### Aim:
Quote every line of the records below verbatim, leaving nothing out.

### Dataset extract:

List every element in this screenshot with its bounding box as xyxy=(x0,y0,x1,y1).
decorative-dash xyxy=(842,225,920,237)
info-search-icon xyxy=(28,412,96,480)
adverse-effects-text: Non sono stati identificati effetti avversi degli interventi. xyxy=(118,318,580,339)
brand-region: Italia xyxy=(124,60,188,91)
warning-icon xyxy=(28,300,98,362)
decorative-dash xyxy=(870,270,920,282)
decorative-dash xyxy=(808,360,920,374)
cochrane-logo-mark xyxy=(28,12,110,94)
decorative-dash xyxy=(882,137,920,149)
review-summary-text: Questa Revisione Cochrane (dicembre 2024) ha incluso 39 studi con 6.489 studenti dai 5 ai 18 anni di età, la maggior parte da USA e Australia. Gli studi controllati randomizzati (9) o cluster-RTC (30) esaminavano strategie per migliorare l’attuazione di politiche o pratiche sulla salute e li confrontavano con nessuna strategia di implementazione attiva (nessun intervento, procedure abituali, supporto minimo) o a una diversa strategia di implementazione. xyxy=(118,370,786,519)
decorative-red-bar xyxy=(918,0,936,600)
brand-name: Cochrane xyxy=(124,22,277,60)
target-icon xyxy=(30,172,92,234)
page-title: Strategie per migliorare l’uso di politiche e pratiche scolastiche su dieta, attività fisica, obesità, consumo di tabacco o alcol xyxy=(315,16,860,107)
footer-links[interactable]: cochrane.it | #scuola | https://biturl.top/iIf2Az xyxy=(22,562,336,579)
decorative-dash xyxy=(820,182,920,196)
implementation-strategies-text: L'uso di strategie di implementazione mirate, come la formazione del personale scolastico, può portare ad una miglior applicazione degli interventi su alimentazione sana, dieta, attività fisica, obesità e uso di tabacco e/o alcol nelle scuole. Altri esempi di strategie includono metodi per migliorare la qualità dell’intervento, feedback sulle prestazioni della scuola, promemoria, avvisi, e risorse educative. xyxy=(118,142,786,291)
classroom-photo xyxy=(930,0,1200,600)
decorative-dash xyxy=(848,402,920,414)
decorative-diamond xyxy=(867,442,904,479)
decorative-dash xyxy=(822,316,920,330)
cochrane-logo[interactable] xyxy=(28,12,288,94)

### Solved problem:
List every element in this screenshot with its bounding box as xyxy=(x0,y0,x1,y1).
decorative-dash xyxy=(842,225,920,237)
info-search-icon xyxy=(28,412,96,480)
adverse-effects-text: Non sono stati identificati effetti avversi degli interventi. xyxy=(118,318,580,339)
brand-region: Italia xyxy=(124,60,188,91)
warning-icon xyxy=(28,300,98,362)
decorative-dash xyxy=(870,270,920,282)
decorative-dash xyxy=(808,360,920,374)
cochrane-logo-mark xyxy=(28,12,110,94)
decorative-dash xyxy=(882,137,920,149)
review-summary-text: Questa Revisione Cochrane (dicembre 2024) ha incluso 39 studi con 6.489 studenti dai 5 ai 18 anni di età, la maggior parte da USA e Australia. Gli studi controllati randomizzati (9) o cluster-RTC (30) esaminavano strategie per migliorare l’attuazione di politiche o pratiche sulla salute e li confrontavano con nessuna strategia di implementazione attiva (nessun intervento, procedure abituali, supporto minimo) o a una diversa strategia di implementazione. xyxy=(118,370,786,519)
decorative-red-bar xyxy=(918,0,936,600)
brand-name: Cochrane xyxy=(124,22,277,60)
target-icon xyxy=(30,172,92,234)
page-title: Strategie per migliorare l’uso di politiche e pratiche scolastiche su dieta, attività fisica, obesità, consumo di tabacco o alcol xyxy=(315,16,860,107)
footer-links[interactable]: cochrane.it | #scuola | https://biturl.top/iIf2Az xyxy=(22,562,336,579)
decorative-dash xyxy=(820,182,920,196)
implementation-strategies-text: L'uso di strategie di implementazione mirate, come la formazione del personale scolastico, può portare ad una miglior applicazione degli interventi su alimentazione sana, dieta, attività fisica, obesità e uso di tabacco e/o alcol nelle scuole. Altri esempi di strategie includono metodi per migliorare la qualità dell’intervento, feedback sulle prestazioni della scuola, promemoria, avvisi, e risorse educative. xyxy=(118,142,786,291)
classroom-photo xyxy=(930,0,1200,600)
decorative-dash xyxy=(848,402,920,414)
decorative-diamond xyxy=(867,442,904,479)
decorative-dash xyxy=(822,316,920,330)
cochrane-logo[interactable] xyxy=(28,12,288,94)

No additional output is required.